#### The task
Restate the records that follow word for word; no pictures should appear.

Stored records

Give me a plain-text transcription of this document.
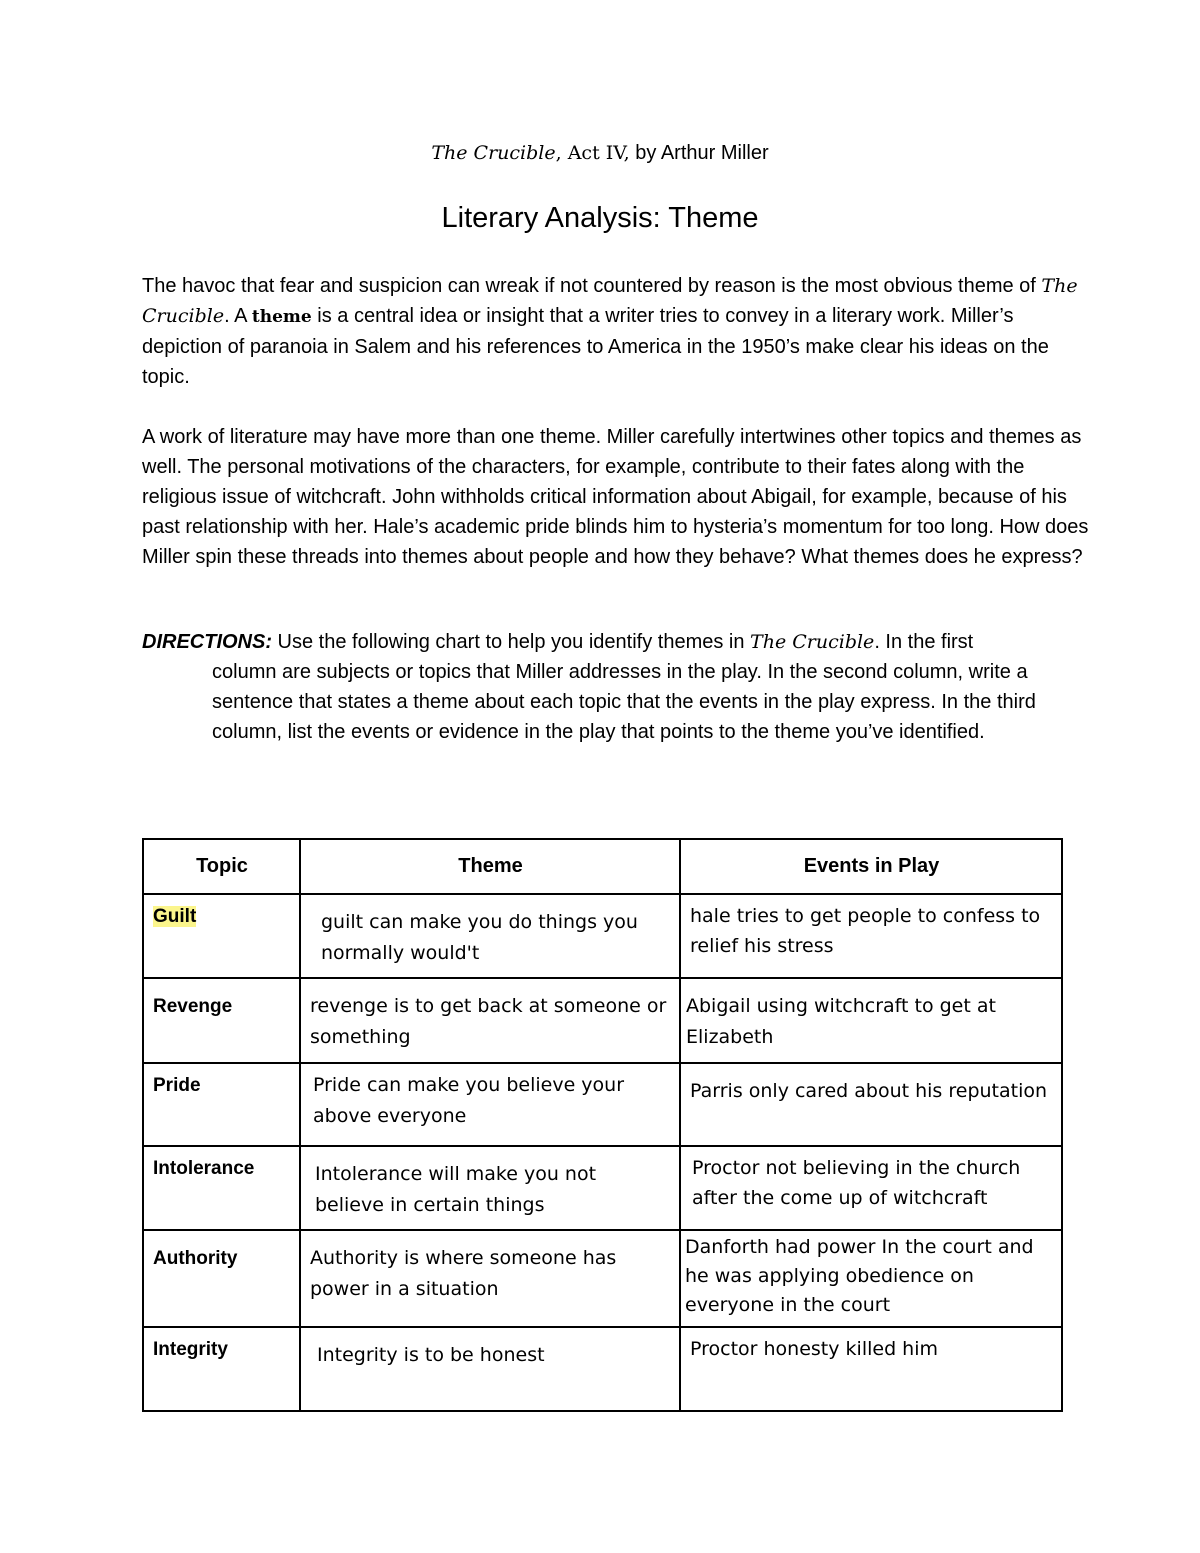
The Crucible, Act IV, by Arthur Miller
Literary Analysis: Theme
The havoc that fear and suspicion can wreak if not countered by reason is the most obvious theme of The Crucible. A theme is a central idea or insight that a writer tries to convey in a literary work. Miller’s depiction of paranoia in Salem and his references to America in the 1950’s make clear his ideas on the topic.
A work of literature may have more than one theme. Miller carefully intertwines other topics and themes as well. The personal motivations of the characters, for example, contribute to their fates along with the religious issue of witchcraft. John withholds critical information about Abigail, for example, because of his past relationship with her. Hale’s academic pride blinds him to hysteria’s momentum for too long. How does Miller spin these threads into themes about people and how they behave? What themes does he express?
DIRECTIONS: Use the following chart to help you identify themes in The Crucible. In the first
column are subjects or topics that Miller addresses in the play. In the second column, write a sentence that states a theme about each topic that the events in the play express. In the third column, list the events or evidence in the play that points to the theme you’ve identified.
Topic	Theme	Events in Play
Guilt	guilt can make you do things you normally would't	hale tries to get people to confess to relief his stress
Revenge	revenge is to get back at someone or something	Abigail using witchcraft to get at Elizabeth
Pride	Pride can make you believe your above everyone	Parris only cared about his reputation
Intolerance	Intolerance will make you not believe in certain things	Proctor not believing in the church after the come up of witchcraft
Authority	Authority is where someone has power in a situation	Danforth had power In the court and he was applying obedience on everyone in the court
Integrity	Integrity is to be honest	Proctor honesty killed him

#### The reply
Give me a plain-text transcription of this document.
The Crucible, Act IV, by Arthur Miller
Literary Analysis: Theme
The havoc that fear and suspicion can wreak if not countered by reason is the most obvious theme of The Crucible. A theme is a central idea or insight that a writer tries to convey in a literary work. Miller’s depiction of paranoia in Salem and his references to America in the 1950’s make clear his ideas on the topic.
A work of literature may have more than one theme. Miller carefully intertwines other topics and themes as well. The personal motivations of the characters, for example, contribute to their fates along with the religious issue of witchcraft. John withholds critical information about Abigail, for example, because of his past relationship with her. Hale’s academic pride blinds him to hysteria’s momentum for too long. How does Miller spin these threads into themes about people and how they behave? What themes does he express?
DIRECTIONS: Use the following chart to help you identify themes in The Crucible. In the first
column are subjects or topics that Miller addresses in the play. In the second column, write a sentence that states a theme about each topic that the events in the play express. In the third column, list the events or evidence in the play that points to the theme you’ve identified.
Topic	Theme	Events in Play
Guilt	guilt can make you do things you normally would't	hale tries to get people to confess to relief his stress
Revenge	revenge is to get back at someone or something	Abigail using witchcraft to get at Elizabeth
Pride	Pride can make you believe your above everyone	Parris only cared about his reputation
Intolerance	Intolerance will make you not believe in certain things	Proctor not believing in the church after the come up of witchcraft
Authority	Authority is where someone has power in a situation	Danforth had power In the court and he was applying obedience on everyone in the court
Integrity	Integrity is to be honest	Proctor honesty killed him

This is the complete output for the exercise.